Job: All of the data below should be written out exactly.

Record excerpts:

>> Start

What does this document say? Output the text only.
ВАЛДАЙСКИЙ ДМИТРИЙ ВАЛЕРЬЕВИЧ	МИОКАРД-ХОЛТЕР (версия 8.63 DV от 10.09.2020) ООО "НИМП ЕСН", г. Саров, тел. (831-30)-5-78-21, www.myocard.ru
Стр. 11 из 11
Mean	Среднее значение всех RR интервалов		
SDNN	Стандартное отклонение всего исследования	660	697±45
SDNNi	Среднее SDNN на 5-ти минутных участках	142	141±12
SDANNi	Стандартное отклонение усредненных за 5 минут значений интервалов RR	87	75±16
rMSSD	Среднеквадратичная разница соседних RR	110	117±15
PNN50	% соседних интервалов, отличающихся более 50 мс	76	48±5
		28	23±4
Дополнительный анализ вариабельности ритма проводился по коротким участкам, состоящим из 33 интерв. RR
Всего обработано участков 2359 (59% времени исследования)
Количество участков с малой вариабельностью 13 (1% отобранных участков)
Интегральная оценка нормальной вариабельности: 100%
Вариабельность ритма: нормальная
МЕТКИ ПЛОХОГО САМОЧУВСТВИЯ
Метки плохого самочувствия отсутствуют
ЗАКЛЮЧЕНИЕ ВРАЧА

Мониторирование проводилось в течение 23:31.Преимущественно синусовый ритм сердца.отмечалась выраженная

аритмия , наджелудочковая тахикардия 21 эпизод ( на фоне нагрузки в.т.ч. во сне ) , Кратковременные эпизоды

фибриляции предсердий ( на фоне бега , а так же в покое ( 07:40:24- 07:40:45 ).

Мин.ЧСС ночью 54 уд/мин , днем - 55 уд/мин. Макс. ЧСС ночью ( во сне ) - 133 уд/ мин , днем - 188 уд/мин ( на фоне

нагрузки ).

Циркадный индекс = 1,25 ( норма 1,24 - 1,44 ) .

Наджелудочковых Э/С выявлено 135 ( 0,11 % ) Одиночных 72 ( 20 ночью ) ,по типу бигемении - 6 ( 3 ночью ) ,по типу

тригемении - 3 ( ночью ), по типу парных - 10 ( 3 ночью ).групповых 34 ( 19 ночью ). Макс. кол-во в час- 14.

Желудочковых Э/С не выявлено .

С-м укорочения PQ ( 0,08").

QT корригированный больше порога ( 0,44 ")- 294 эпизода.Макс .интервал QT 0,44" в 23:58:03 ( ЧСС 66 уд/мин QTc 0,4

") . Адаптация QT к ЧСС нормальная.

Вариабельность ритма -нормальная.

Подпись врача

>> End

Finished answer:
What does this document say? Output the text only.
ВАЛДАЙСКИЙ ДМИТРИЙ ВАЛЕРЬЕВИЧ	МИОКАРД-ХОЛТЕР (версия 8.63 DV от 10.09.2020) ООО "НИМП ЕСН", г. Саров, тел. (831-30)-5-78-21, www.myocard.ru
Стр. 11 из 11
Mean	Среднее значение всех RR интервалов		
SDNN	Стандартное отклонение всего исследования	660	697±45
SDNNi	Среднее SDNN на 5-ти минутных участках	142	141±12
SDANNi	Стандартное отклонение усредненных за 5 минут значений интервалов RR	87	75±16
rMSSD	Среднеквадратичная разница соседних RR	110	117±15
PNN50	% соседних интервалов, отличающихся более 50 мс	76	48±5
		28	23±4
Дополнительный анализ вариабельности ритма проводился по коротким участкам, состоящим из 33 интерв. RR
Всего обработано участков 2359 (59% времени исследования)
Количество участков с малой вариабельностью 13 (1% отобранных участков)
Интегральная оценка нормальной вариабельности: 100%
Вариабельность ритма: нормальная
МЕТКИ ПЛОХОГО САМОЧУВСТВИЯ
Метки плохого самочувствия отсутствуют
ЗАКЛЮЧЕНИЕ ВРАЧА

Мониторирование проводилось в течение 23:31.Преимущественно синусовый ритм сердца.отмечалась выраженная

аритмия , наджелудочковая тахикардия 21 эпизод ( на фоне нагрузки в.т.ч. во сне ) , Кратковременные эпизоды

фибриляции предсердий ( на фоне бега , а так же в покое ( 07:40:24- 07:40:45 ).

Мин.ЧСС ночью 54 уд/мин , днем - 55 уд/мин. Макс. ЧСС ночью ( во сне ) - 133 уд/ мин , днем - 188 уд/мин ( на фоне

нагрузки ).

Циркадный индекс = 1,25 ( норма 1,24 - 1,44 ) .

Наджелудочковых Э/С выявлено 135 ( 0,11 % ) Одиночных 72 ( 20 ночью ) ,по типу бигемении - 6 ( 3 ночью ) ,по типу

тригемении - 3 ( ночью ), по типу парных - 10 ( 3 ночью ).групповых 34 ( 19 ночью ). Макс. кол-во в час- 14.

Желудочковых Э/С не выявлено .

С-м укорочения PQ ( 0,08").

QT корригированный больше порога ( 0,44 ")- 294 эпизода.Макс .интервал QT 0,44" в 23:58:03 ( ЧСС 66 уд/мин QTc 0,4

") . Адаптация QT к ЧСС нормальная.

Вариабельность ритма -нормальная.

Подпись врача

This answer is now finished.